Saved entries
# # #

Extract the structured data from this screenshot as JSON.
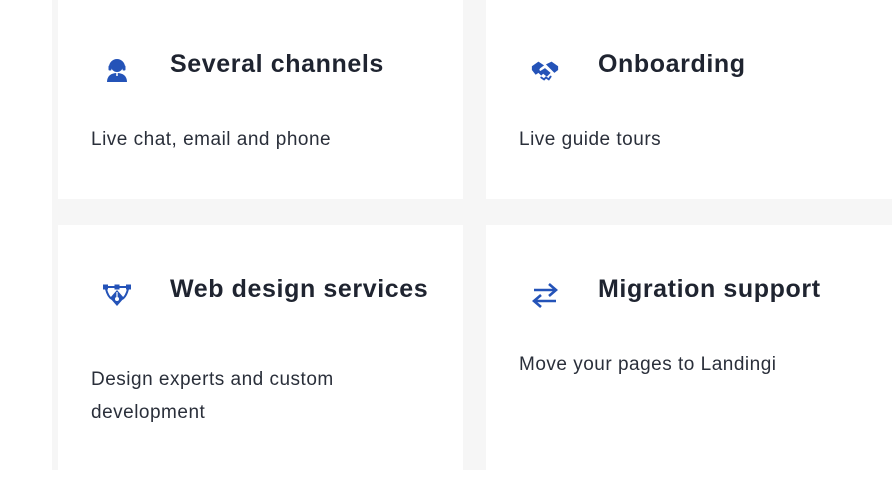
{
  "accent_color": "#2453b8",
  "features": [
    {
      "icon": "headset-user-icon",
      "title": "Several channels",
      "description": "Live chat, email and phone"
    },
    {
      "icon": "handshake-icon",
      "title": "Onboarding",
      "description": "Live guide tours"
    },
    {
      "icon": "design-pen-tool-icon",
      "title": "Web design services",
      "description": "Design experts and custom development"
    },
    {
      "icon": "swap-arrows-icon",
      "title": "Migration support",
      "description": "Move your pages to Landingi"
    }
  ]
}
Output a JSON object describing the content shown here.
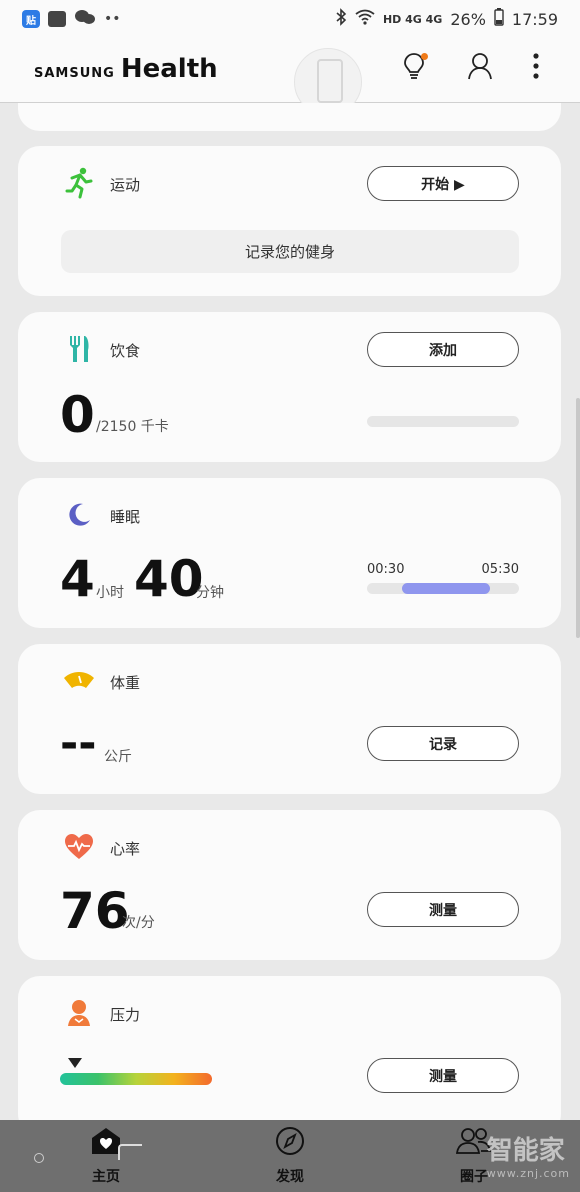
{
  "status_bar": {
    "app_badge": "贴",
    "network": "HD 4G 4G",
    "battery": "26%",
    "time": "17:59"
  },
  "app_bar": {
    "brand_small": "SAMSUNG",
    "brand_large": "Health"
  },
  "cards": {
    "exercise": {
      "title": "运动",
      "start_label": "开始 ▶",
      "record_label": "记录您的健身"
    },
    "food": {
      "title": "饮食",
      "add_label": "添加",
      "value": "0",
      "goal": "/2150 千卡",
      "progress": 0
    },
    "sleep": {
      "title": "睡眠",
      "hours": "4",
      "hours_unit": "小时",
      "minutes": "40",
      "minutes_unit": "分钟",
      "start_time": "00:30",
      "end_time": "05:30"
    },
    "weight": {
      "title": "体重",
      "value": "--",
      "unit": "公斤",
      "record_label": "记录"
    },
    "heart_rate": {
      "title": "心率",
      "value": "76",
      "unit": "次/分",
      "measure_label": "测量"
    },
    "stress": {
      "title": "压力",
      "measure_label": "测量",
      "level": 0.1
    }
  },
  "bottom_nav": {
    "home": "主页",
    "discover": "发现",
    "together": "圈子"
  },
  "watermark": {
    "text": "智能家",
    "url": "www.znj.com"
  },
  "colors": {
    "exercise_icon": "#3cc13b",
    "food_icon": "#2fb5a6",
    "sleep_icon": "#5b5fc4",
    "weight_icon": "#f0b400",
    "heart_icon": "#ef6a4a",
    "stress_icon": "#f07a3a",
    "sleep_bar": "#8f96ee"
  }
}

# # #

### Exercise aim
Copy out each line word for word, please, skipping the images.

### Reply
Extract the structured data from this screenshot as JSON.
{
  "accent_color": "#2453b8",
  "features": [
    {
      "icon": "headset-user-icon",
      "title": "Several channels",
      "description": "Live chat, email and phone"
    },
    {
      "icon": "handshake-icon",
      "title": "Onboarding",
      "description": "Live guide tours"
    },
    {
      "icon": "design-pen-tool-icon",
      "title": "Web design services",
      "description": "Design experts and custom development"
    },
    {
      "icon": "swap-arrows-icon",
      "title": "Migration support",
      "description": "Move your pages to Landingi"
    }
  ]
}
Output a JSON object describing the content shown here.
{
  "status_bar": {
    "app_badge": "贴",
    "network": "HD 4G 4G",
    "battery": "26%",
    "time": "17:59"
  },
  "app_bar": {
    "brand_small": "SAMSUNG",
    "brand_large": "Health"
  },
  "cards": {
    "exercise": {
      "title": "运动",
      "start_label": "开始 ▶",
      "record_label": "记录您的健身"
    },
    "food": {
      "title": "饮食",
      "add_label": "添加",
      "value": "0",
      "goal": "/2150 千卡",
      "progress": 0
    },
    "sleep": {
      "title": "睡眠",
      "hours": "4",
      "hours_unit": "小时",
      "minutes": "40",
      "minutes_unit": "分钟",
      "start_time": "00:30",
      "end_time": "05:30"
    },
    "weight": {
      "title": "体重",
      "value": "--",
      "unit": "公斤",
      "record_label": "记录"
    },
    "heart_rate": {
      "title": "心率",
      "value": "76",
      "unit": "次/分",
      "measure_label": "测量"
    },
    "stress": {
      "title": "压力",
      "measure_label": "测量",
      "level": 0.1
    }
  },
  "bottom_nav": {
    "home": "主页",
    "discover": "发现",
    "together": "圈子"
  },
  "watermark": {
    "text": "智能家",
    "url": "www.znj.com"
  },
  "colors": {
    "exercise_icon": "#3cc13b",
    "food_icon": "#2fb5a6",
    "sleep_icon": "#5b5fc4",
    "weight_icon": "#f0b400",
    "heart_icon": "#ef6a4a",
    "stress_icon": "#f07a3a",
    "sleep_bar": "#8f96ee"
  }
}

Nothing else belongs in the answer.